=== OBJECTIVE ===
Write out the entries verbatim and leave the images out of the copy.
┄┄┄┄┄┄
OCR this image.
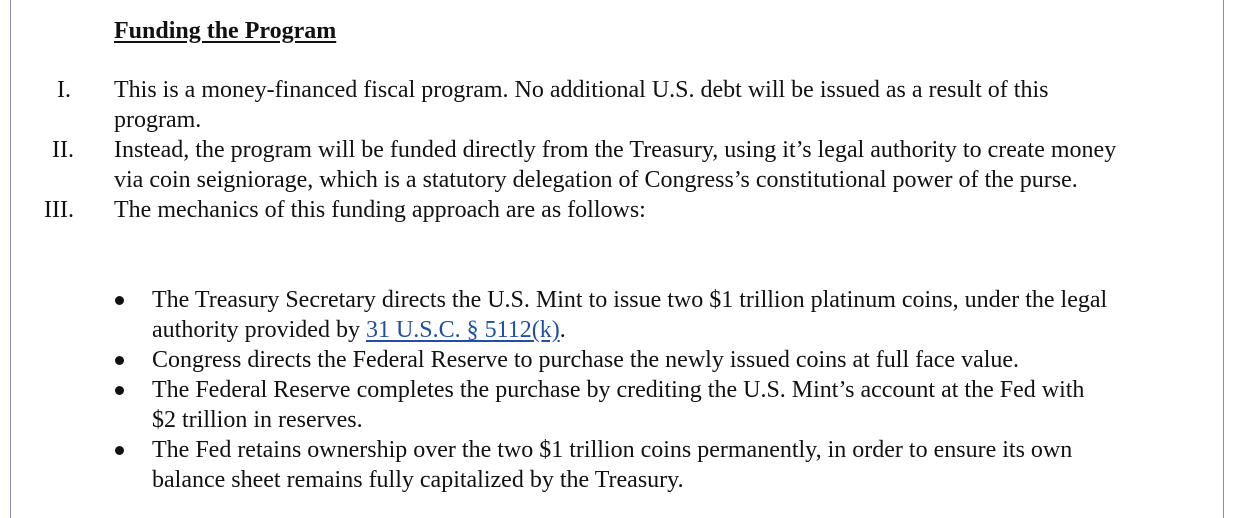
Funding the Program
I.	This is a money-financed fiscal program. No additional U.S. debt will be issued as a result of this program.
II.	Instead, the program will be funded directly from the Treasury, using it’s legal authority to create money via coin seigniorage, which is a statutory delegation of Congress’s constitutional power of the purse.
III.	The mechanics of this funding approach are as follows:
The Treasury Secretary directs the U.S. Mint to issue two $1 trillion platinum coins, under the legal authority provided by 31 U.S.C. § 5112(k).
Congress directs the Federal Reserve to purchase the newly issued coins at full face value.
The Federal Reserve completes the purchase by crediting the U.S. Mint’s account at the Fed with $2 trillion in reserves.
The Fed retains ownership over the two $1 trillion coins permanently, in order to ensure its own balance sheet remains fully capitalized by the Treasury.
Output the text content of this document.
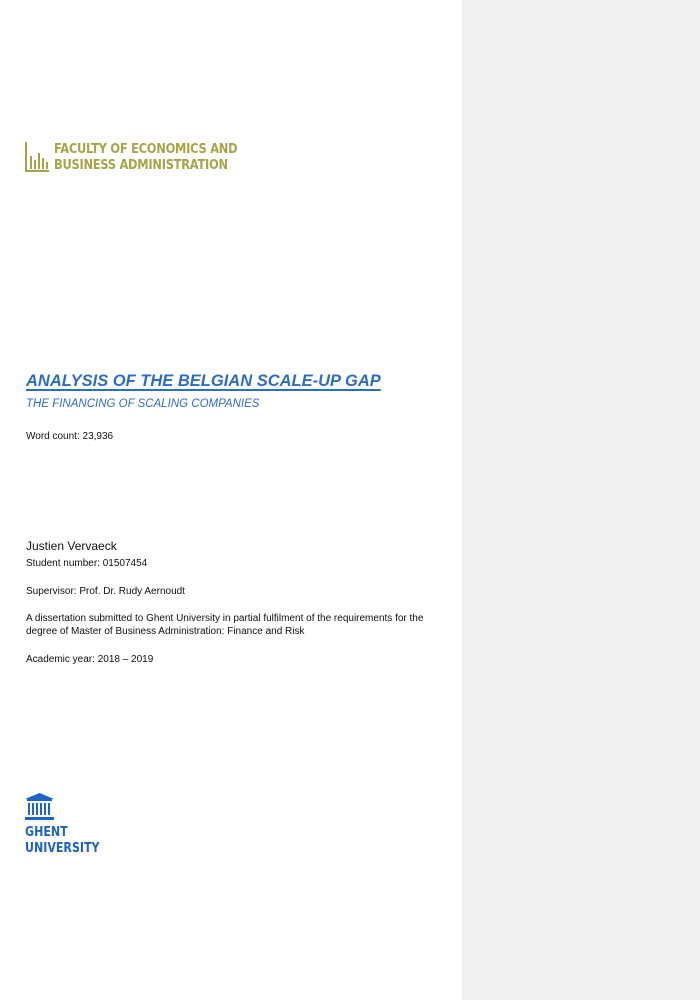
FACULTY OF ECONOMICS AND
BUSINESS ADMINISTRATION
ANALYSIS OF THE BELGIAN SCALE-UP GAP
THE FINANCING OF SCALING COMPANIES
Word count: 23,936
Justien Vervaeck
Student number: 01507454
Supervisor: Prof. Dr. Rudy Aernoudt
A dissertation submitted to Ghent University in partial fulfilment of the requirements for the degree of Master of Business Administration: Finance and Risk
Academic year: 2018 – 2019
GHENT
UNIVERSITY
┄┄┄┄┄┄
=== OUTPUT FOR THIS EXERCISE ===
OCR this image.
Funding the Program
I.	This is a money-financed fiscal program. No additional U.S. debt will be issued as a result of this program.
II.	Instead, the program will be funded directly from the Treasury, using it’s legal authority to create money via coin seigniorage, which is a statutory delegation of Congress’s constitutional power of the purse.
III.	The mechanics of this funding approach are as follows:
The Treasury Secretary directs the U.S. Mint to issue two $1 trillion platinum coins, under the legal authority provided by 31 U.S.C. § 5112(k).
Congress directs the Federal Reserve to purchase the newly issued coins at full face value.
The Federal Reserve completes the purchase by crediting the U.S. Mint’s account at the Fed with $2 trillion in reserves.
The Fed retains ownership over the two $1 trillion coins permanently, in order to ensure its own balance sheet remains fully capitalized by the Treasury.
Output the text content of this document.
FACULTY OF ECONOMICS AND
BUSINESS ADMINISTRATION
ANALYSIS OF THE BELGIAN SCALE-UP GAP
THE FINANCING OF SCALING COMPANIES
Word count: 23,936
Justien Vervaeck
Student number: 01507454
Supervisor: Prof. Dr. Rudy Aernoudt
A dissertation submitted to Ghent University in partial fulfilment of the requirements for the degree of Master of Business Administration: Finance and Risk
Academic year: 2018 – 2019
GHENT
UNIVERSITY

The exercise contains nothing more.